*EXERCISE OBJECTIVE*
Please reproduce the stretch of the data from the line containing "histogram-panel: 0 20" through the line containing "legend-label: Dip G1 <box>1025 727", with both of those lines included. Copy each line character for character and add nothing else.

*Collection entries*
_ _ _ _ _ _ _
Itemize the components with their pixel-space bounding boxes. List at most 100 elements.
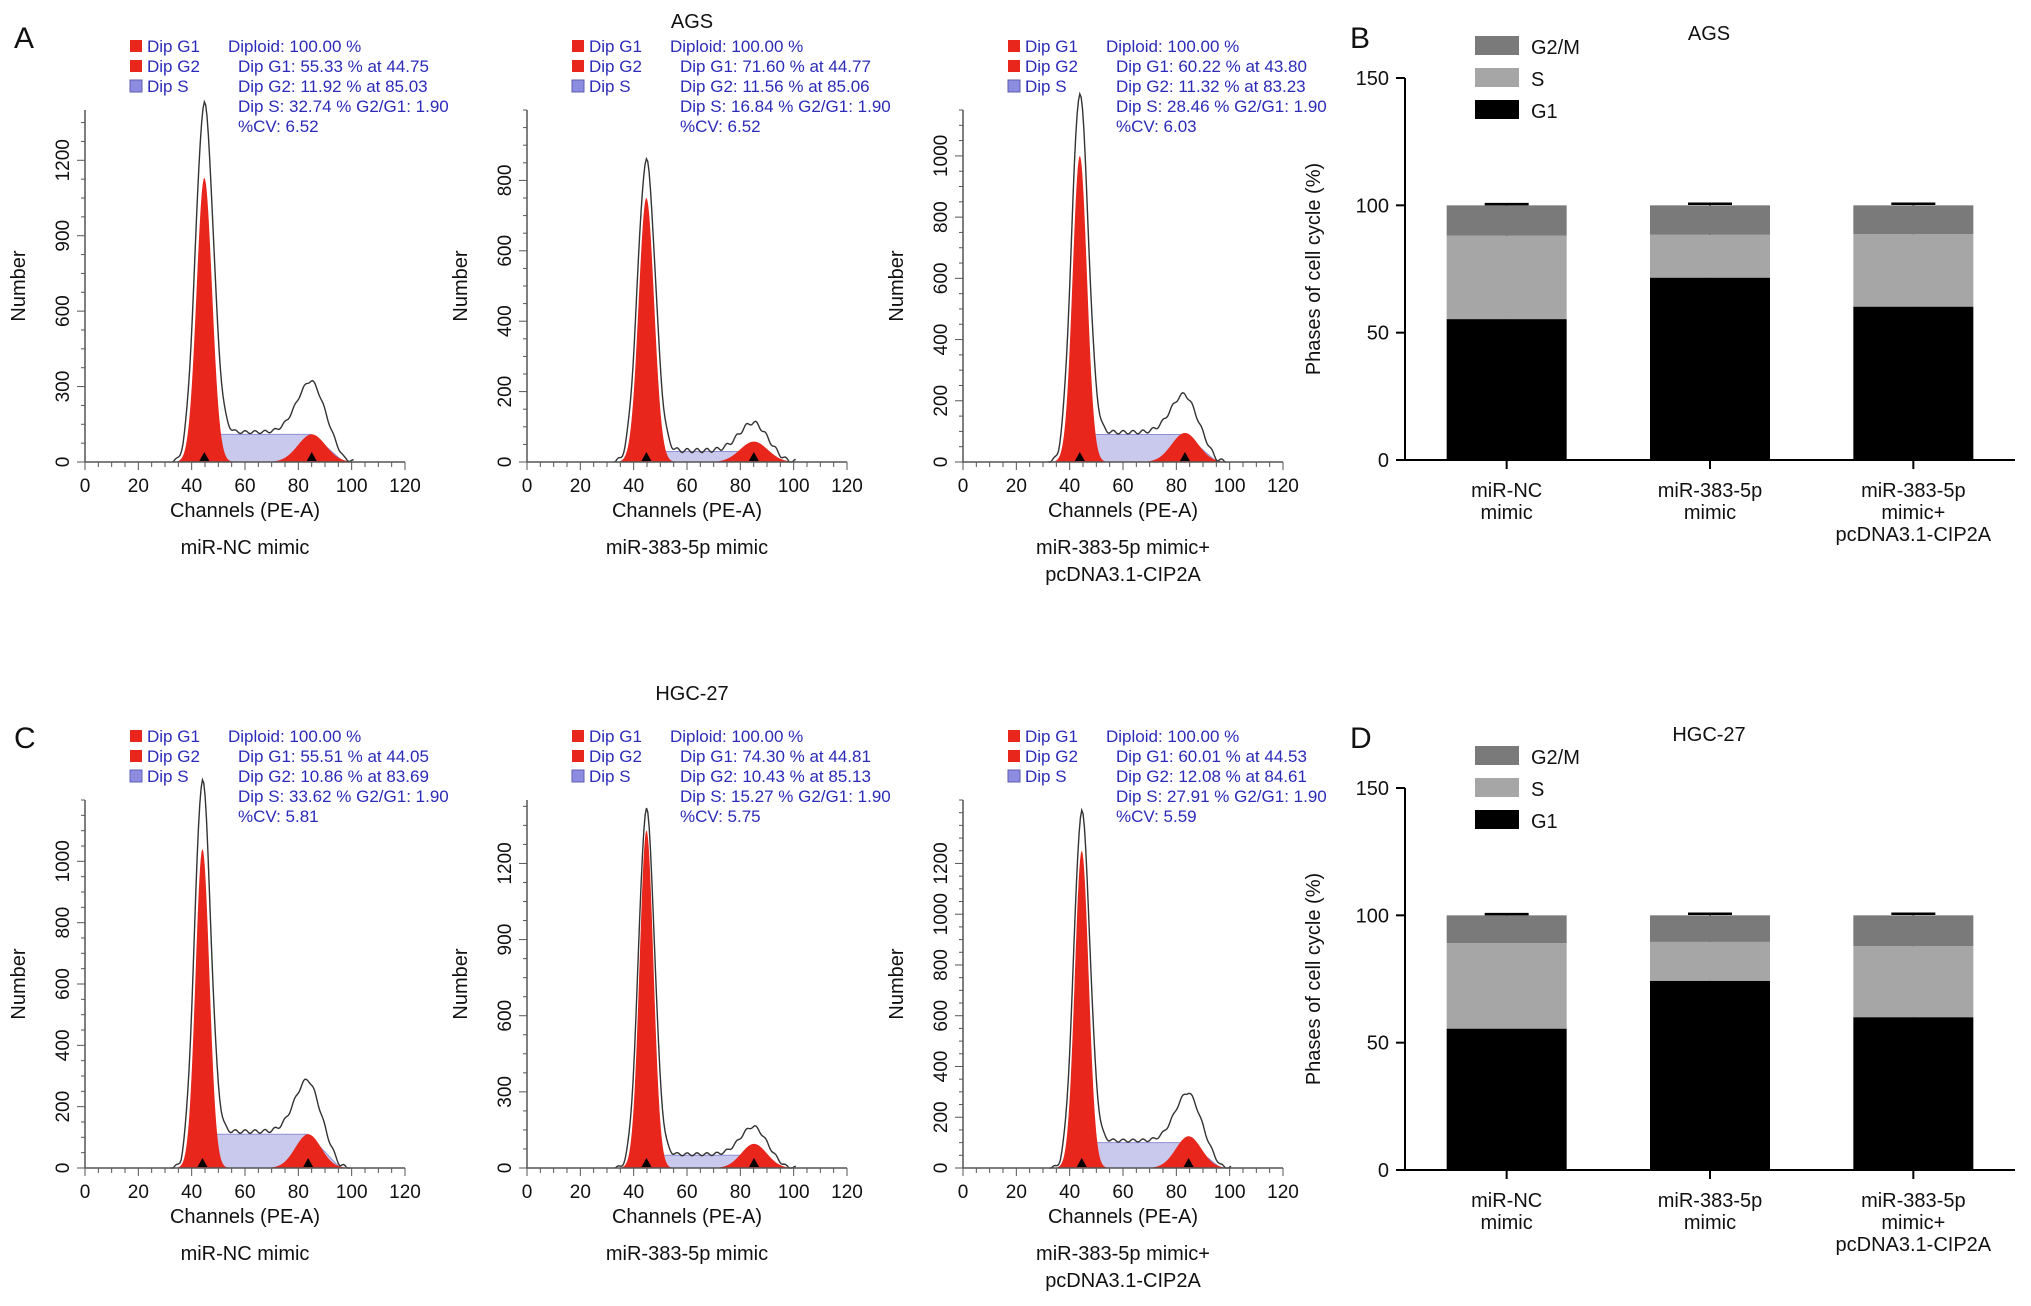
histogram-panel: 0 20 40 60 80 100 120020040060080010001200Chan… <box>886 727 1327 1292</box>
legend-swatch <box>1008 40 1020 52</box>
peak-marker <box>1074 452 1085 461</box>
y-tick-label: 0 <box>53 1163 74 1174</box>
bar-segment-s <box>1853 234 1974 307</box>
x-axis-label: Channels (PE-A) <box>612 500 762 522</box>
bar-segment-g1 <box>1650 980 1770 1170</box>
category-label: mimic+ <box>1881 502 1945 524</box>
legend-swatch <box>571 79 585 93</box>
legend-label: Dip G1 <box>1025 727 1078 746</box>
x-tick-label: 120 <box>389 476 421 497</box>
stats-line: Dip S: 33.62 % G2/G1: 1.90 <box>238 787 449 806</box>
peak-marker <box>306 452 317 461</box>
y-tick-label: 400 <box>931 1051 952 1083</box>
bar-segment-g1 <box>1650 277 1770 460</box>
legend-swatch <box>572 730 584 742</box>
y-tick-label: 150 <box>1356 68 1389 90</box>
total-outline <box>1047 91 1227 463</box>
x-axis-label: Channels (PE-A) <box>612 1206 762 1228</box>
y-tick-label: 200 <box>931 385 952 417</box>
y-tick-label: 0 <box>1378 450 1389 472</box>
y-axis-label: Number <box>450 948 472 1019</box>
g1-peak <box>1051 155 1109 463</box>
x-tick-label: 100 <box>1214 1182 1246 1203</box>
category-label: pcDNA3.1-CIP2A <box>1836 1234 1992 1256</box>
y-tick-label: 100 <box>1356 195 1389 217</box>
y-axis-label: Phases of cell cycle (%) <box>1303 873 1325 1085</box>
peak-marker <box>303 1158 314 1167</box>
g1-peak <box>173 178 236 463</box>
y-tick-label: 0 <box>931 1163 952 1174</box>
stats-line: Dip G1: 60.01 % at 44.53 <box>1116 747 1307 766</box>
legend-label: Dip G2 <box>589 747 642 766</box>
legend-label: S <box>1531 779 1544 801</box>
legend-label: Dip G1 <box>1025 37 1078 56</box>
bar-segment-g2m <box>1446 915 1567 944</box>
chart-title: HGC-27 <box>1672 724 1745 746</box>
g2-peak <box>698 441 810 462</box>
legend-swatch <box>129 769 143 783</box>
category-label: miR-383-5p <box>1861 1190 1965 1212</box>
total-outline <box>171 99 354 463</box>
legend-label: Dip G2 <box>589 57 642 76</box>
bar-segment-s <box>1446 943 1567 1029</box>
panel-caption: miR-NC mimic <box>181 1243 310 1265</box>
legend-swatch <box>571 769 585 783</box>
category-label: pcDNA3.1-CIP2A <box>1836 524 1992 546</box>
category-label: miR-383-5p <box>1861 480 1965 502</box>
x-tick-label: 120 <box>831 476 863 497</box>
y-tick-label: 1000 <box>931 135 952 177</box>
legend-label: Dip G1 <box>147 37 200 56</box>
category-label: mimic+ <box>1881 1212 1945 1234</box>
legend-swatch <box>572 40 584 52</box>
panel-caption: miR-383-5p mimic+ <box>1036 1243 1210 1265</box>
y-tick-label: 1000 <box>931 893 952 935</box>
stats-line: Diploid: 100.00 % <box>670 37 803 56</box>
y-tick-label: 800 <box>495 165 516 197</box>
y-tick-label: 200 <box>931 1101 952 1133</box>
peak-marker <box>1076 1158 1087 1167</box>
y-tick-label: 50 <box>1367 323 1389 345</box>
panel-caption: miR-383-5p mimic <box>606 1243 768 1265</box>
g1-peak <box>615 198 678 462</box>
legend-label: Dip G1 <box>589 727 642 746</box>
stats-line: Dip S: 28.46 % G2/G1: 1.90 <box>1116 97 1327 116</box>
x-tick-label: 80 <box>1166 476 1187 497</box>
x-tick-label: 0 <box>522 476 533 497</box>
legend-label: Dip G2 <box>147 57 200 76</box>
y-tick-label: 0 <box>495 457 516 468</box>
x-tick-label: 60 <box>1112 1182 1133 1203</box>
legend-label: Dip G2 <box>1025 57 1078 76</box>
y-axis-label: Number <box>8 948 30 1019</box>
y-tick-label: 0 <box>53 457 74 468</box>
x-tick-label: 120 <box>1267 1182 1299 1203</box>
bar-segment-g1 <box>1446 319 1567 460</box>
x-tick-label: 60 <box>676 1182 697 1203</box>
legend-swatch <box>572 60 584 72</box>
x-tick-label: 40 <box>1059 1182 1080 1203</box>
y-tick-label: 400 <box>931 324 952 356</box>
legend-label: Dip G1 <box>147 727 200 746</box>
panel-letter: A <box>14 22 34 55</box>
bar-segment-s <box>1650 234 1770 278</box>
stats-line: Dip G1: 74.30 % at 44.81 <box>680 747 871 766</box>
legend-label: Dip S <box>1025 77 1067 96</box>
stats-line: Dip G2: 11.92 % at 85.03 <box>238 77 428 96</box>
peak-marker <box>1179 452 1190 461</box>
stats-line: Dip G2: 11.56 % at 85.06 <box>680 77 870 96</box>
stats-line: %CV: 6.52 <box>238 117 319 136</box>
legend-swatch <box>1475 100 1519 119</box>
bar-segment-s <box>1853 946 1974 1018</box>
bar-segment-g2m <box>1650 205 1770 235</box>
y-tick-label: 1200 <box>931 842 952 884</box>
legend-swatch <box>1007 769 1021 783</box>
y-tick-label: 600 <box>495 235 516 267</box>
stats-line: Diploid: 100.00 % <box>228 727 361 746</box>
x-tick-label: 80 <box>730 1182 751 1203</box>
bar-segment-g2m <box>1650 915 1770 942</box>
x-tick-label: 60 <box>676 476 697 497</box>
bar-segment-g2m <box>1853 205 1974 235</box>
y-tick-label: 300 <box>53 371 74 403</box>
y-axis-label: Phases of cell cycle (%) <box>1303 163 1325 375</box>
legend-label: G1 <box>1531 811 1558 833</box>
legend-swatch <box>1475 810 1519 829</box>
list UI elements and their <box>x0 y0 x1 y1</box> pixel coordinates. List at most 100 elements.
_ _ _ _ _ _ _
*PROBLEM SOLUTION*
histogram-panel: 0 20 40 60 80 100 120020040060080010001200Chan… <box>886 727 1327 1292</box>
legend-swatch <box>1008 40 1020 52</box>
peak-marker <box>1074 452 1085 461</box>
y-tick-label: 0 <box>53 1163 74 1174</box>
bar-segment-s <box>1853 234 1974 307</box>
x-axis-label: Channels (PE-A) <box>612 500 762 522</box>
bar-segment-g1 <box>1650 980 1770 1170</box>
category-label: mimic+ <box>1881 502 1945 524</box>
legend-swatch <box>571 79 585 93</box>
legend-label: Dip G1 <box>1025 727 1078 746</box>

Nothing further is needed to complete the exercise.